### Work item
In the text on the DAC team, how many amino acids are missing from the truncated DacA protein?
*** Opening of Text block ***
Team:Goettingen/Team/DAC

DAC Team

Introduction

In order to find a novel target that can be inhibited by new antibacterial compounds, we focused on the recently discovered signaling molecule bis-(3’,5’)-cyclic dimeric adenosine monophosphate (c-di-AMP). c-di-AMP was shown to be an essential second messenger in many important pathogenic Gram-positive bacteria (Witte et al., 2008). Moreover, c-di-AMP has a crucial function in cell wall synthesis and spore formation in Bacillus subtilis (Oppenheimer-Shaanan et al., 2011; Mehne et al., 2013). Interestingly, both lack and excess of c-di-AMP have detrimental effects on cell growth and morphology (Luo and Helmann, 2012; Mehne et al., 2013).

Based on these observations, it makes sense that we take a closer look at the enzyme, the diadenylate cyclase (DAC), which produces c-di-AMP. The DAC CdaA is conserved among several Gram-positive bacteria like B. subtilis, and in the important pathogenic bacteria Streptococcus pneumoniae, Staphylococcus aureus and Listeria monocytogenes (Corrigan and Gründling, 2013). So far, the DAC DisA from B. subtilis has been purified and crystallized (Witte et al., 2008). However, this protein is not present in all Gram-positive bacteria as well as in many pathogenic bacteria. Therefore we decided to concentrate on the DAC CdaA from L. monocytogenes, which is - as mentioned above - well-conserved in all bacteria that need c-di-AMP for growth!

Results and Discussion

Unfortunately, cloning of the full-length gene, encoding the membrane-bound DAC, DacA (Lmo2120) using Escherichia coli failed. Therefore, we decided to clone a truncated dacA gene, that encodes a DAC enzyme, lacking the trans-membrane domain. In this protein the first 100 amino acids are missing. Nevertheless, the resulting truncated part still included the essential DAC domain, and therefore represents one of our favorite BioBricks: [http://parts.igem.org/Part:BBa_K1045003 BBa_K1045003]!

By conducting several experiments, we proved that the truncated DacA protein (BBa_K1045003) was not only active in vivo, but also did it's job in vitro. Moreover, we were able to purify the DAC domain in large scale for determining its 3D structure! Using the structure data, one can now search for chemical compounds that interfere with the activity of the cyclase either by testing with available chemical libraries or by computational modeling. In the following text, the experiments will be explained in more detail. However, if you wish to get even more details, please visit the Parts Registry or our LabBook.
*** Close of Text block ***
*** Opening of Data listing ***
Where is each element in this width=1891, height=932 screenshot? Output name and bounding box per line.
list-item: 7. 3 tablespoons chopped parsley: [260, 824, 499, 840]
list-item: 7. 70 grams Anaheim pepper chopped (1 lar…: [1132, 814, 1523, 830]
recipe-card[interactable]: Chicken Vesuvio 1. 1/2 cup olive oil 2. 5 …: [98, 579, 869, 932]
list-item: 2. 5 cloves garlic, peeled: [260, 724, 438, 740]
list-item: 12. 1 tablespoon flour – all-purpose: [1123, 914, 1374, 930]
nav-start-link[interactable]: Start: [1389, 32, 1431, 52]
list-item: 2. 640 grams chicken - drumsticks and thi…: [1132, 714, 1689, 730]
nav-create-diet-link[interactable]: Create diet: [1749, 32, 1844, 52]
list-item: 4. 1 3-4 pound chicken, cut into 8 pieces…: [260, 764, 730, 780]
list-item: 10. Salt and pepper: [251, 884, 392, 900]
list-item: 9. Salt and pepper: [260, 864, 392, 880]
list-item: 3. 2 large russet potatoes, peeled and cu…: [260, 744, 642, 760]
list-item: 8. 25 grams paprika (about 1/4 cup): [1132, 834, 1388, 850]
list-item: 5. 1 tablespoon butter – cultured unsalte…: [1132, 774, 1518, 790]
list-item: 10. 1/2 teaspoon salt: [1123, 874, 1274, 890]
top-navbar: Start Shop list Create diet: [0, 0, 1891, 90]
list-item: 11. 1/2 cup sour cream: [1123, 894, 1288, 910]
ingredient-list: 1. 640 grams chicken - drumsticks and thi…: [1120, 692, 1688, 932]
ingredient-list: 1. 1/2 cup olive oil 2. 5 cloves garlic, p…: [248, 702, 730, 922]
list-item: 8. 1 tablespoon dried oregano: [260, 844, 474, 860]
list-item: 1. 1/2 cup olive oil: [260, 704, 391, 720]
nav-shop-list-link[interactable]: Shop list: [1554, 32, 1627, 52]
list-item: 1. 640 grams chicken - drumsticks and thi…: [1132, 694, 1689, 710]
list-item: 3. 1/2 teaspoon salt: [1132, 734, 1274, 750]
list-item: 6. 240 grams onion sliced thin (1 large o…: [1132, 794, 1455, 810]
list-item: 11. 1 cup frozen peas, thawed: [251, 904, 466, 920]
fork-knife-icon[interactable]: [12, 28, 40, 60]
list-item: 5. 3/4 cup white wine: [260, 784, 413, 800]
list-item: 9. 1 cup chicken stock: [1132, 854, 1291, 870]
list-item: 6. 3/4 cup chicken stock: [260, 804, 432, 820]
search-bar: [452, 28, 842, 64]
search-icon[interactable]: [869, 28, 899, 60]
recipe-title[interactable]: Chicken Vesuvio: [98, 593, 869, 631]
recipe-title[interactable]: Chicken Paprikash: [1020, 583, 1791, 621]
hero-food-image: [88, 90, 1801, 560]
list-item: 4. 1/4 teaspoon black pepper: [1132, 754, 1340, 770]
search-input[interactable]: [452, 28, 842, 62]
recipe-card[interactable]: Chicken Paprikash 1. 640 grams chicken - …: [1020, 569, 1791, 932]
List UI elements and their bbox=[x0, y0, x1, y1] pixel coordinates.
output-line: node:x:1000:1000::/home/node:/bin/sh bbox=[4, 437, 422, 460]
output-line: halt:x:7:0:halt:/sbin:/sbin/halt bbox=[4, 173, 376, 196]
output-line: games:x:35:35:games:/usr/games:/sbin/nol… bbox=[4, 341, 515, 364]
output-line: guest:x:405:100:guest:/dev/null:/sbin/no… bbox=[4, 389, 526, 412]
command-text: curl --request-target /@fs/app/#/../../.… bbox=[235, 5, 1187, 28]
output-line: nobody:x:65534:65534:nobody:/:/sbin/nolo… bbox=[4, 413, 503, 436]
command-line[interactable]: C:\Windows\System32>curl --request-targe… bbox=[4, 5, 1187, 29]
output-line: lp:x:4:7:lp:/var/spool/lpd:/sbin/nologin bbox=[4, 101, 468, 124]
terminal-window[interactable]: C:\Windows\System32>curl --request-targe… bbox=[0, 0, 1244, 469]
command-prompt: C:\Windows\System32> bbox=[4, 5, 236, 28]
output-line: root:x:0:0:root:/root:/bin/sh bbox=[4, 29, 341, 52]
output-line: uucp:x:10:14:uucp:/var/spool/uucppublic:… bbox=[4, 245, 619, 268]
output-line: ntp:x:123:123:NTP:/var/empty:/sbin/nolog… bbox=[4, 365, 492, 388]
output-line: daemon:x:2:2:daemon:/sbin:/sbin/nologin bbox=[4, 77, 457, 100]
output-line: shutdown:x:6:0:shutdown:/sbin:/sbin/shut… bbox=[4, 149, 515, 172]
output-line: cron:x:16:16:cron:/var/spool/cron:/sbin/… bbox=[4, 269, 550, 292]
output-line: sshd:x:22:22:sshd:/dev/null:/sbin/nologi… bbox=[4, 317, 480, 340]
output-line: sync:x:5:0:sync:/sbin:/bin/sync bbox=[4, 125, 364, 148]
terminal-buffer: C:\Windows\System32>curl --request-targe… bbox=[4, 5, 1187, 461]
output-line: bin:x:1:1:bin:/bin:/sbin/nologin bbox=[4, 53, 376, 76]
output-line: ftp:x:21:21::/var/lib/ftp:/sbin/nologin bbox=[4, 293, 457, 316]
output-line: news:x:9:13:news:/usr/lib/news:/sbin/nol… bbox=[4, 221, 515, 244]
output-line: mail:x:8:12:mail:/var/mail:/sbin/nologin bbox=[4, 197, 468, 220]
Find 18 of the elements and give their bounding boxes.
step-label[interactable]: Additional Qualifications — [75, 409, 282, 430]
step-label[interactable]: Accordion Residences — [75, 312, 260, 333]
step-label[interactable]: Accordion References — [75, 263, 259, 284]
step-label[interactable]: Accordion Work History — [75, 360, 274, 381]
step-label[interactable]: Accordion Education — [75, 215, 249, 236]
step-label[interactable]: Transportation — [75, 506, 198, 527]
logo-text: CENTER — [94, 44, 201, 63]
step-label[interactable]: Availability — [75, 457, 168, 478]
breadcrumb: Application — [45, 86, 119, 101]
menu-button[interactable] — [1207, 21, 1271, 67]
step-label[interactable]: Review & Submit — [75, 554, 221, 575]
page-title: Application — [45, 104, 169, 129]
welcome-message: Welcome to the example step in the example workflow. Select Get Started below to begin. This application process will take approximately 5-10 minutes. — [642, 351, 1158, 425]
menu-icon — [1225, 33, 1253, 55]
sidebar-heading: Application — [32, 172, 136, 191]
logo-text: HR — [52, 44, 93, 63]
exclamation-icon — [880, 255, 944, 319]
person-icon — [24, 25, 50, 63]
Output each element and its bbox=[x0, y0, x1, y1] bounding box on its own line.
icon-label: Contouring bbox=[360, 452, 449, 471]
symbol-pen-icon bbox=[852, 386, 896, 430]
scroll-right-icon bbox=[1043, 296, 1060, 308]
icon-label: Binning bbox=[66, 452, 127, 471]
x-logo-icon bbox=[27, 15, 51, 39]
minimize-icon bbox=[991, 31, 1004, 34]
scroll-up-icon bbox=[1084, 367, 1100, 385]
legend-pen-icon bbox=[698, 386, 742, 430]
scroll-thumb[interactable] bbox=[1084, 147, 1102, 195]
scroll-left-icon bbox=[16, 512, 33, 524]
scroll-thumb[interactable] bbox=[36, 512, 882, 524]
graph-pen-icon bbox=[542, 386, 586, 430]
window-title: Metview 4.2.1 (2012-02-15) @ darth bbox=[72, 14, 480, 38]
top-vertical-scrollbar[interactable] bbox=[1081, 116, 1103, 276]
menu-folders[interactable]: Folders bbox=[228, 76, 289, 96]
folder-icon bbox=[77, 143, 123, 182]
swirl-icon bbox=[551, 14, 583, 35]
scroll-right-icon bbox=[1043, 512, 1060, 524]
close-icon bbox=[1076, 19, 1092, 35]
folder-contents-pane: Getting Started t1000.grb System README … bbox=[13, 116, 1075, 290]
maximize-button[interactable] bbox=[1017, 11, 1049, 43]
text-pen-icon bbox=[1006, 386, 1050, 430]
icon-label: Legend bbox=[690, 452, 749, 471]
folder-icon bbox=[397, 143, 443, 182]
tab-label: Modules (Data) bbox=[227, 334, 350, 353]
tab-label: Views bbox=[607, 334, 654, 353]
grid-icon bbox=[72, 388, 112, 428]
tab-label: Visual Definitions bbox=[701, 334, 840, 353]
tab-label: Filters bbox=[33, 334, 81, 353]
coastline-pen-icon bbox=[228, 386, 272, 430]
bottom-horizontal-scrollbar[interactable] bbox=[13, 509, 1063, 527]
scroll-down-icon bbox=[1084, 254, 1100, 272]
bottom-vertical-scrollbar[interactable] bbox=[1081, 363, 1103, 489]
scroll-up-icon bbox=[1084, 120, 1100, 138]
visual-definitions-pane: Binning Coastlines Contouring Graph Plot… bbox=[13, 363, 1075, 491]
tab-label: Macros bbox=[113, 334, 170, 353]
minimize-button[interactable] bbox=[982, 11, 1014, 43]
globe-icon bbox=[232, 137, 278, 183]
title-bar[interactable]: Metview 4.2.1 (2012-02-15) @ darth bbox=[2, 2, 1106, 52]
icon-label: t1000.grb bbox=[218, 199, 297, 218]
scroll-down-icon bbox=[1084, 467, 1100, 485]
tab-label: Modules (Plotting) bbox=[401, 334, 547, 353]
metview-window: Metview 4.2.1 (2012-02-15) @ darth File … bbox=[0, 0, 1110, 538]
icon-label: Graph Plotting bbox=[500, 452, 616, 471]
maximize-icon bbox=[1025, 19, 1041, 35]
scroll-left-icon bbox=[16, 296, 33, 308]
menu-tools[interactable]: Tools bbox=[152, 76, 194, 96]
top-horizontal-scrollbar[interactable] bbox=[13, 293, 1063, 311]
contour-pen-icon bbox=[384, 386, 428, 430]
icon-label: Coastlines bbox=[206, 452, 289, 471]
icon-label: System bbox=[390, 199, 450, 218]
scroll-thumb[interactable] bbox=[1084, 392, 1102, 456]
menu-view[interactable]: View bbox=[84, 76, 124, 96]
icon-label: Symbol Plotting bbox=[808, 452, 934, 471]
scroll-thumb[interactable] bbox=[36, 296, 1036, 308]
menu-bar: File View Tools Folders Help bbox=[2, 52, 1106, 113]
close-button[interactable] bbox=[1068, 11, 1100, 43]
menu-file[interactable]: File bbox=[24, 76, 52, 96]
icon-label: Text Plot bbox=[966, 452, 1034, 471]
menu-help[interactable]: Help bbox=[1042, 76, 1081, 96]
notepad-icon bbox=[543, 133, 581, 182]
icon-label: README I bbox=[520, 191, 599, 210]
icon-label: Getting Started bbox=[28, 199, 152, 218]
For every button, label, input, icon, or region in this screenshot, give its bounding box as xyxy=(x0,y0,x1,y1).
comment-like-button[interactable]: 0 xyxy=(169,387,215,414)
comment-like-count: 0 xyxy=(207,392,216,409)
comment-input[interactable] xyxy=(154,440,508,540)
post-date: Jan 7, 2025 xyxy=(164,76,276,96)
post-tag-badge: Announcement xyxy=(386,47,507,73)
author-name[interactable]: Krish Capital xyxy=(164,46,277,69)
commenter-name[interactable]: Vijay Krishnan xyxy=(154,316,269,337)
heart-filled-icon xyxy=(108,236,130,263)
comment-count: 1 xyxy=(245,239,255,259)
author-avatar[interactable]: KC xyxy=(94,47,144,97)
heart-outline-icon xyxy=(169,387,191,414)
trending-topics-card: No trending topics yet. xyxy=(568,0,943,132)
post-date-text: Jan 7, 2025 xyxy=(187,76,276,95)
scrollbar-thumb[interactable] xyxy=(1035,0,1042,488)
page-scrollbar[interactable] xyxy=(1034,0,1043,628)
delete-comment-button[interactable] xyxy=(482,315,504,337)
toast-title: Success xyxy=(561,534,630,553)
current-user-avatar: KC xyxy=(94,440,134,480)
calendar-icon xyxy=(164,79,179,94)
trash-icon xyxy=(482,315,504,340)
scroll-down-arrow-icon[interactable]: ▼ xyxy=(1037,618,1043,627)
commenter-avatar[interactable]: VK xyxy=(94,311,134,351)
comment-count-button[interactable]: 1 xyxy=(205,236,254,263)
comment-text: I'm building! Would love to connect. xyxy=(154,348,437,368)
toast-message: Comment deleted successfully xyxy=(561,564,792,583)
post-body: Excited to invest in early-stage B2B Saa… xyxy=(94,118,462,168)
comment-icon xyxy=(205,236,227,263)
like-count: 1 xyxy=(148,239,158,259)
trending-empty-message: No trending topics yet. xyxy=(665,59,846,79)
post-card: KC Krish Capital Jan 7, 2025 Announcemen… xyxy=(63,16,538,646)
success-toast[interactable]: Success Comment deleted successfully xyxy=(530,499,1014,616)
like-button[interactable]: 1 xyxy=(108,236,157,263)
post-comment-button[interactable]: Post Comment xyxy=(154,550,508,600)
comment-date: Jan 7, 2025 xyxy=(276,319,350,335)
*** Close of Data listing ***
### Response to the task
The first 100 amino acids are missing.